EXERCISE = Drop the images; return everything else in the listing below exactly.

* * * *

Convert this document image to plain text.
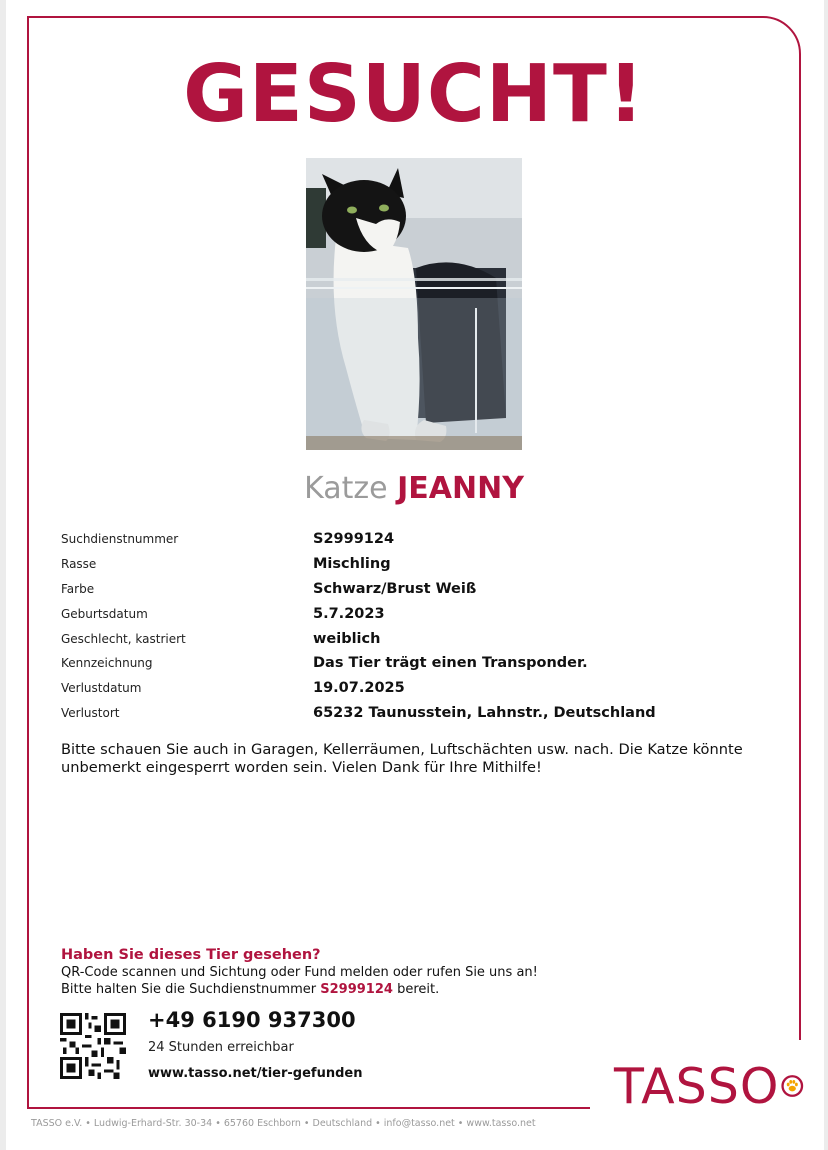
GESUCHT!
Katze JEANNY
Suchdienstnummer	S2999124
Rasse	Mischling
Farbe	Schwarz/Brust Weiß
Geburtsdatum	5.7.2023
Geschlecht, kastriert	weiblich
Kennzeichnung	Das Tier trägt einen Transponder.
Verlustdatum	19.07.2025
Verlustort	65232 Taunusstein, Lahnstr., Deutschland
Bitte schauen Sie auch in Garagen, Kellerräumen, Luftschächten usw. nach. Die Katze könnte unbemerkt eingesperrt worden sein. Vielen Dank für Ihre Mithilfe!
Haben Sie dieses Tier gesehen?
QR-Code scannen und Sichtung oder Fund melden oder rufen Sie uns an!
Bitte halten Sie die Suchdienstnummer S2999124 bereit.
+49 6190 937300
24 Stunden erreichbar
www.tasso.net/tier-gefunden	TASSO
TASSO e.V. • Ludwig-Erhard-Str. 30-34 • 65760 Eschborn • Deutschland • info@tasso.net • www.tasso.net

* * * *

TASK RESPONSE =
Convert this document image to plain text.
GESUCHT!
Katze JEANNY
Suchdienstnummer	S2999124
Rasse	Mischling
Farbe	Schwarz/Brust Weiß
Geburtsdatum	5.7.2023
Geschlecht, kastriert	weiblich
Kennzeichnung	Das Tier trägt einen Transponder.
Verlustdatum	19.07.2025
Verlustort	65232 Taunusstein, Lahnstr., Deutschland
Bitte schauen Sie auch in Garagen, Kellerräumen, Luftschächten usw. nach. Die Katze könnte unbemerkt eingesperrt worden sein. Vielen Dank für Ihre Mithilfe!
Haben Sie dieses Tier gesehen?
QR-Code scannen und Sichtung oder Fund melden oder rufen Sie uns an!
Bitte halten Sie die Suchdienstnummer S2999124 bereit.
+49 6190 937300
24 Stunden erreichbar
www.tasso.net/tier-gefunden	TASSO
TASSO e.V. • Ludwig-Erhard-Str. 30-34 • 65760 Eschborn • Deutschland • info@tasso.net • www.tasso.net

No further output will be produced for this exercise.